### WHAT TO PRODUCE:
Copy the items below word for word, starting with the first one and ending with the line containing "data-label: 14%: [218, 312, 272, 342]". Include both the first and last lines.

### Stored entries:
------------------------

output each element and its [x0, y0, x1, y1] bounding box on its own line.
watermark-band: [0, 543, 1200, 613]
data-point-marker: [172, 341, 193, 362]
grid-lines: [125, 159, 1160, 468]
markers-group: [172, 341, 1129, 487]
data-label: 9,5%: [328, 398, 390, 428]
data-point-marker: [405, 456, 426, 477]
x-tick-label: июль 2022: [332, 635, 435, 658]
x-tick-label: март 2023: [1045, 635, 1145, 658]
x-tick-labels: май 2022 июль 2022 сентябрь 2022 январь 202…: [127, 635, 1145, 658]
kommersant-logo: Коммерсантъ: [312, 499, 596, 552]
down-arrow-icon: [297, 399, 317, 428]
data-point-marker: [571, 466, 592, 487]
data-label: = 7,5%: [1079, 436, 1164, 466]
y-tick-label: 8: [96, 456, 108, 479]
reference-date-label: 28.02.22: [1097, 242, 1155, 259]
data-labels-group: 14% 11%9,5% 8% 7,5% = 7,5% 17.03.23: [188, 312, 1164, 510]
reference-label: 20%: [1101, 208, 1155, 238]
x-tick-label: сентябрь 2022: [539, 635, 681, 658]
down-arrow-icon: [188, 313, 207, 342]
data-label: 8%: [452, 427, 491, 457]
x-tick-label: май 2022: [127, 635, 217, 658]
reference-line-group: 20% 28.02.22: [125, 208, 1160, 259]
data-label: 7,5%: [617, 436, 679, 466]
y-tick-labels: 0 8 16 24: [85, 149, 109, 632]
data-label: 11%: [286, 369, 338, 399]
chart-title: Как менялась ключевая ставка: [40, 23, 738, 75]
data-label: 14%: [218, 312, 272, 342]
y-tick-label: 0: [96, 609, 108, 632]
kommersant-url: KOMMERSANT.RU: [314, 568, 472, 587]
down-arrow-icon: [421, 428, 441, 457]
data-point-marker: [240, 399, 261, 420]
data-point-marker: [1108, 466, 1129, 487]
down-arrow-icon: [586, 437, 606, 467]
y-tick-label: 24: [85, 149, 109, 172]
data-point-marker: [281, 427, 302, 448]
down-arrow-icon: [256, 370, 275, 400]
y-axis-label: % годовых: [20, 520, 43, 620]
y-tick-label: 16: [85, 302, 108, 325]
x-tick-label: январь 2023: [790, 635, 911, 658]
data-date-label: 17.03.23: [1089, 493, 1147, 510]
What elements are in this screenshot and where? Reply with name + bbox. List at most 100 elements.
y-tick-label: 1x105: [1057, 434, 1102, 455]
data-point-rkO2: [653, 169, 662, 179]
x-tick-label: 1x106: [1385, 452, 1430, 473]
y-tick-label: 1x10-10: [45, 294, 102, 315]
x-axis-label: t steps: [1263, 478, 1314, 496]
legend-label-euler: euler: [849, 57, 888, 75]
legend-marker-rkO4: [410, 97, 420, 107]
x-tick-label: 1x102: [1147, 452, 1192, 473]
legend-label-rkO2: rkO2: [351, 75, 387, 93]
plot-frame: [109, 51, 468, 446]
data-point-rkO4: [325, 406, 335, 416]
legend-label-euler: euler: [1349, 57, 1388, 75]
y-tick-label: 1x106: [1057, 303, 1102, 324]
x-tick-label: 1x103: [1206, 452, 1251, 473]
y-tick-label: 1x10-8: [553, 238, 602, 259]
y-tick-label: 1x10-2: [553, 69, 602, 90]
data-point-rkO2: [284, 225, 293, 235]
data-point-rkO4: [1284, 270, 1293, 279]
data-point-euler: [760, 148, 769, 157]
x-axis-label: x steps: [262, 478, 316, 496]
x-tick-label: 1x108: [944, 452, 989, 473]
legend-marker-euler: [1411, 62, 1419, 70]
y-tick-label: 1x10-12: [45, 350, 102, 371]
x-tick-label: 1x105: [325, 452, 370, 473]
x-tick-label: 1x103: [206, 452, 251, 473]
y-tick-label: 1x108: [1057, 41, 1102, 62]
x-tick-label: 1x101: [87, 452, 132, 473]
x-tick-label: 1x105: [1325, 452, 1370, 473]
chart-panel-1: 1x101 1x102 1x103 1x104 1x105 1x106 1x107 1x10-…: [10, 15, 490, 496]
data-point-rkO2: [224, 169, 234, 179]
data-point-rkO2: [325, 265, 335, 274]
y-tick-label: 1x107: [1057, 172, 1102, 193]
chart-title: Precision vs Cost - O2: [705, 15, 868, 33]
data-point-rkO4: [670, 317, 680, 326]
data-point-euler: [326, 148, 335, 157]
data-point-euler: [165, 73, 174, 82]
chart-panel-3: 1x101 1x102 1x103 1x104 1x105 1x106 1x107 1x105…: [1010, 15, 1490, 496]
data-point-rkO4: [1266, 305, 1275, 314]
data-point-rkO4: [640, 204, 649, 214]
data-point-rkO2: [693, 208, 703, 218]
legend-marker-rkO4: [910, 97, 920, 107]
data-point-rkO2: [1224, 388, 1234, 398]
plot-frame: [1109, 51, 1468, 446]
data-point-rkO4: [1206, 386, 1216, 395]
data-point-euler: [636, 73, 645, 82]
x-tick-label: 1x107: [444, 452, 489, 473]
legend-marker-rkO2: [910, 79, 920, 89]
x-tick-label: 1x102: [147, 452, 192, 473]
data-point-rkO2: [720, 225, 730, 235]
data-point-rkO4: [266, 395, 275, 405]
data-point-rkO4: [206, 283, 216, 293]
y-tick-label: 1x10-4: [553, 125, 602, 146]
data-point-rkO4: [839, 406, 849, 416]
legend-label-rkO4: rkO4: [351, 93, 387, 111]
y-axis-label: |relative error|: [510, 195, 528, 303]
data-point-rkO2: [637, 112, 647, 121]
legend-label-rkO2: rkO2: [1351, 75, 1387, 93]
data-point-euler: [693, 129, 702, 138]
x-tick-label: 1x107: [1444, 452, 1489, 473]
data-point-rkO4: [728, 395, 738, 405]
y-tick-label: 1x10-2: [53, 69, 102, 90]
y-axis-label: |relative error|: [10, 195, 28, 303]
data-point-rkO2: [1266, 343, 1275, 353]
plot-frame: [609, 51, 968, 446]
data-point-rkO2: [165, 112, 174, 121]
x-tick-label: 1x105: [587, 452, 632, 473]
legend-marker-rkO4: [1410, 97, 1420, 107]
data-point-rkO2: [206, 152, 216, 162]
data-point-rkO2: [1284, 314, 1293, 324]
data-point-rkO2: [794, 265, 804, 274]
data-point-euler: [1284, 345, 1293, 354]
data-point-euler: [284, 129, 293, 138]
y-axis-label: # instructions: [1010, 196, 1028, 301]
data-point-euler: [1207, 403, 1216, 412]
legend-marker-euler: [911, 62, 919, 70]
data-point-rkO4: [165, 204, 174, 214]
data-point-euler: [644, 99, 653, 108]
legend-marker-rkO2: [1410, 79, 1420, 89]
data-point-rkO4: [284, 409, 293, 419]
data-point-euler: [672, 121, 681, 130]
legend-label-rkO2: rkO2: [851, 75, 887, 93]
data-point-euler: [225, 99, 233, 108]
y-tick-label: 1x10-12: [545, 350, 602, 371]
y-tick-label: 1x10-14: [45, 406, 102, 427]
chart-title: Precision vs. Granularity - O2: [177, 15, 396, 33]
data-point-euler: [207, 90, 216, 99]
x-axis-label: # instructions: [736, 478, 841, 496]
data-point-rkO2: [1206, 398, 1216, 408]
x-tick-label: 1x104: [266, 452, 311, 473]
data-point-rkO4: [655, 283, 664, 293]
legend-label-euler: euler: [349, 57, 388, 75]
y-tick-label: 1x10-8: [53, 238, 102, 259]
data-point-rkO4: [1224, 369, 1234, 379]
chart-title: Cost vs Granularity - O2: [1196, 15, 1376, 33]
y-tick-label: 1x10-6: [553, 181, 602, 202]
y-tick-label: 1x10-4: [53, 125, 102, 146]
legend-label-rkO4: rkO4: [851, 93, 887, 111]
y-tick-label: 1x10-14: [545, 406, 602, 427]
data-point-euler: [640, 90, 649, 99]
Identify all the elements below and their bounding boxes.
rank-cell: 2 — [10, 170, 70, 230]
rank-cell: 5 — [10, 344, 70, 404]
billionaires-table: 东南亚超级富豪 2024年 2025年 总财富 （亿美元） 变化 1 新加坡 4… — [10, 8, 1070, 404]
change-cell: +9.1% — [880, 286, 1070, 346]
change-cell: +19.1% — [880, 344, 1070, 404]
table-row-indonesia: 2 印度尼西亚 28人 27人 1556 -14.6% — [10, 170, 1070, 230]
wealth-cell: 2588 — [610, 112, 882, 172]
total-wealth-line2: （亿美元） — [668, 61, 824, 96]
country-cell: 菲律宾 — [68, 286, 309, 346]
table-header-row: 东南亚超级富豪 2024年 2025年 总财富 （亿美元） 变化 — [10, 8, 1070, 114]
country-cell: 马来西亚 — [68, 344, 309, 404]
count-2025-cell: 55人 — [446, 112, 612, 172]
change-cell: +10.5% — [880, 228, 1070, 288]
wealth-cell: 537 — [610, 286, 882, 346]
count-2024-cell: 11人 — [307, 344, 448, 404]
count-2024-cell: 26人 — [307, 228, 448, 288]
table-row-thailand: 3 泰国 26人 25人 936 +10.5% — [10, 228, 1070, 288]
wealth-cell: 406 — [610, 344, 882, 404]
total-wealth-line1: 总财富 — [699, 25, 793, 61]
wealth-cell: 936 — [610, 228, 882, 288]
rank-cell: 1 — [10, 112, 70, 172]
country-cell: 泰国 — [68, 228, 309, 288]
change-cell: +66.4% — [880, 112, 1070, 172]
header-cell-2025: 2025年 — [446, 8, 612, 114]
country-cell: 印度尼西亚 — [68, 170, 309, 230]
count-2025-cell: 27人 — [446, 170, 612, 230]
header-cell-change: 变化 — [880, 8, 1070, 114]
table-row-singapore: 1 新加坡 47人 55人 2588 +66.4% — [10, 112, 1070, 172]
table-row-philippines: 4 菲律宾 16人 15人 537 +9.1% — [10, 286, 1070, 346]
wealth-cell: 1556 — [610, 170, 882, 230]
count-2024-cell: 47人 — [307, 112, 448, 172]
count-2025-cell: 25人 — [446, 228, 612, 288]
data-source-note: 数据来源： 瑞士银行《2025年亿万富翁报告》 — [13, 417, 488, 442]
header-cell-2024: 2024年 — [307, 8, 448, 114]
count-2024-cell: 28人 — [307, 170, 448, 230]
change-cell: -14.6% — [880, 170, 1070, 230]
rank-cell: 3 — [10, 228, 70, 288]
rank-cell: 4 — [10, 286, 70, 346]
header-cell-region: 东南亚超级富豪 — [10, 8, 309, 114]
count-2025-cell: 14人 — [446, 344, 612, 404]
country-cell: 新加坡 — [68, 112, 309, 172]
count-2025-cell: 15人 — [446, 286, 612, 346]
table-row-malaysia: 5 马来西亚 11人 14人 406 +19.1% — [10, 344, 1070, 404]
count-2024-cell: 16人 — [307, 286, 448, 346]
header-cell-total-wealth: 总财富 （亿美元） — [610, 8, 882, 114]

------------------------

### SOLUTION:
output each element and its [x0, y0, x1, y1] bounding box on its own line.
watermark-band: [0, 543, 1200, 613]
data-point-marker: [172, 341, 193, 362]
grid-lines: [125, 159, 1160, 468]
markers-group: [172, 341, 1129, 487]
data-label: 9,5%: [328, 398, 390, 428]
data-point-marker: [405, 456, 426, 477]
x-tick-label: июль 2022: [332, 635, 435, 658]
x-tick-label: март 2023: [1045, 635, 1145, 658]
x-tick-labels: май 2022 июль 2022 сентябрь 2022 январь 202…: [127, 635, 1145, 658]
kommersant-logo: Коммерсантъ: [312, 499, 596, 552]
down-arrow-icon: [297, 399, 317, 428]
data-point-marker: [571, 466, 592, 487]
data-label: = 7,5%: [1079, 436, 1164, 466]
y-tick-label: 8: [96, 456, 108, 479]
reference-date-label: 28.02.22: [1097, 242, 1155, 259]
data-labels-group: 14% 11%9,5% 8% 7,5% = 7,5% 17.03.23: [188, 312, 1164, 510]
reference-label: 20%: [1101, 208, 1155, 238]
x-tick-label: сентябрь 2022: [539, 635, 681, 658]
down-arrow-icon: [188, 313, 207, 342]
data-label: 8%: [452, 427, 491, 457]
x-tick-label: май 2022: [127, 635, 217, 658]
reference-line-group: 20% 28.02.22: [125, 208, 1160, 259]
data-label: 7,5%: [617, 436, 679, 466]
y-tick-labels: 0 8 16 24: [85, 149, 109, 632]
data-label: 11%: [286, 369, 338, 399]
chart-title: Как менялась ключевая ставка: [40, 23, 738, 75]
data-label: 14%: [218, 312, 272, 342]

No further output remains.